▶ Exercise directions
From the listing below, pull out every line where the string "image" appears.

■ ■ ■ ■ ■ ■ ■

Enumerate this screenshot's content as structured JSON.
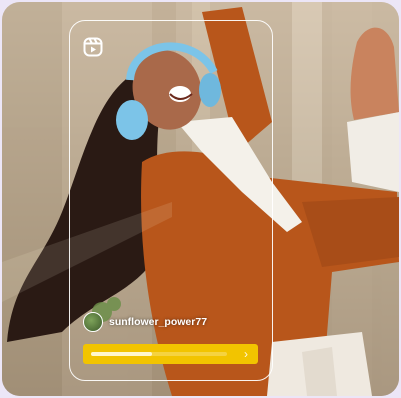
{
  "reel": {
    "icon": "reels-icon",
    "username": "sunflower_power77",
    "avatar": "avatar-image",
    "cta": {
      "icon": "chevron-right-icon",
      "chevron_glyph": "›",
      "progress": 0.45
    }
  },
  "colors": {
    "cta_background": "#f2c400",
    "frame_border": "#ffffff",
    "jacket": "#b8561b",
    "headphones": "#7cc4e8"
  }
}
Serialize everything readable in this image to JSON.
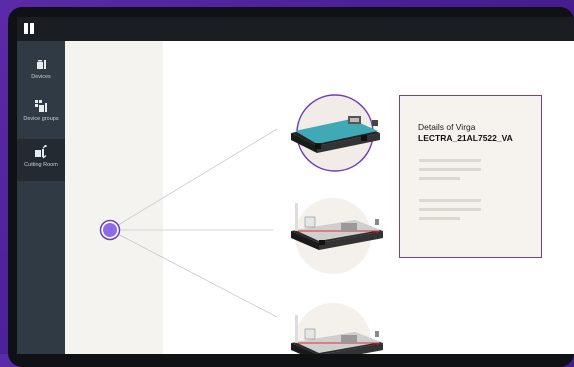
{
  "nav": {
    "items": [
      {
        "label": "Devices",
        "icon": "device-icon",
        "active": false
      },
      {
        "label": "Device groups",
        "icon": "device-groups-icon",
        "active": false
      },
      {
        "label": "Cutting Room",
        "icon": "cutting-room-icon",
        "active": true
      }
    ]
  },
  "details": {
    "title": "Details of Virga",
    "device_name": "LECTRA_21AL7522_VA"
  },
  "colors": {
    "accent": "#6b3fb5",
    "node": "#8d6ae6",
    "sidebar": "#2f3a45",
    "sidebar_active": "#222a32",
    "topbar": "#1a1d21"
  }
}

■ ■ ■ ■ ■ ■ ■

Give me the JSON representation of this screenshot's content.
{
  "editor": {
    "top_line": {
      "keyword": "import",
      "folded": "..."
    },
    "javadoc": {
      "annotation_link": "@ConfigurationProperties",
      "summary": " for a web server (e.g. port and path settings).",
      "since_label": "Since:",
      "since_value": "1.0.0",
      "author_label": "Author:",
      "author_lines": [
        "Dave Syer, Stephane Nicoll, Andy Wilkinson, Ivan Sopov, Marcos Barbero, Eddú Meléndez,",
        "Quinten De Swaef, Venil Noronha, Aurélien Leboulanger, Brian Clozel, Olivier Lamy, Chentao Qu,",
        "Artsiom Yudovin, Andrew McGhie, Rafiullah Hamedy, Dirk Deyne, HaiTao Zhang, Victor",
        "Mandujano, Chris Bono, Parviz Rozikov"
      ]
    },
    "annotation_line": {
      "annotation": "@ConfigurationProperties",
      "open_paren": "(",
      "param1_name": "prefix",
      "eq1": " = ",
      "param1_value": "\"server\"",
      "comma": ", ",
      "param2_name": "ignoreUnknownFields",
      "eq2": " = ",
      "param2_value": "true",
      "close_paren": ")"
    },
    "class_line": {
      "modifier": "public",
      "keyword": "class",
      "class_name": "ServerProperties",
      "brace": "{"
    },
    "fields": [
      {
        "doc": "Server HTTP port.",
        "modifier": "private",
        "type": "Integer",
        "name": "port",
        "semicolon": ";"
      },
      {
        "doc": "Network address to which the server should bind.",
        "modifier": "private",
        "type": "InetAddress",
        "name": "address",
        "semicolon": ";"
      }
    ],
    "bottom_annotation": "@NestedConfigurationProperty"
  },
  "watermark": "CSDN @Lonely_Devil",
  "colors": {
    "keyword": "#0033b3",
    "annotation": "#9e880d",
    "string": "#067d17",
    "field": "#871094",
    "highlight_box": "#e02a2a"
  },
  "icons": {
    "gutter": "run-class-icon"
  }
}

■ ■ ■ ■ ■ ■ ■

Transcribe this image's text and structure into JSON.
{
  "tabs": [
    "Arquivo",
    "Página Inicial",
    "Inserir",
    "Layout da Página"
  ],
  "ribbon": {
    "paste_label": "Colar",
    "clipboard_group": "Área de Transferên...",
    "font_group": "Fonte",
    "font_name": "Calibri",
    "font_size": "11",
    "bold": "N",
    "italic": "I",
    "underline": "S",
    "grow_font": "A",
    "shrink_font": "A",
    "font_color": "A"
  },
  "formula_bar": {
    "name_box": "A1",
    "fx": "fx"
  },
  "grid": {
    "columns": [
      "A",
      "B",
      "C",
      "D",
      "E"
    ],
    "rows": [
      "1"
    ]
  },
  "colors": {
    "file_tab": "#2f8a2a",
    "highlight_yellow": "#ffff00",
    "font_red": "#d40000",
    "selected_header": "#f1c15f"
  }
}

■ ■ ■ ■ ■ ■ ■

▶ Written solution
    "avatar": "avatar-image",
Serialize everything readable in this image to JSON.
Transcribe this image's text and structure into JSON.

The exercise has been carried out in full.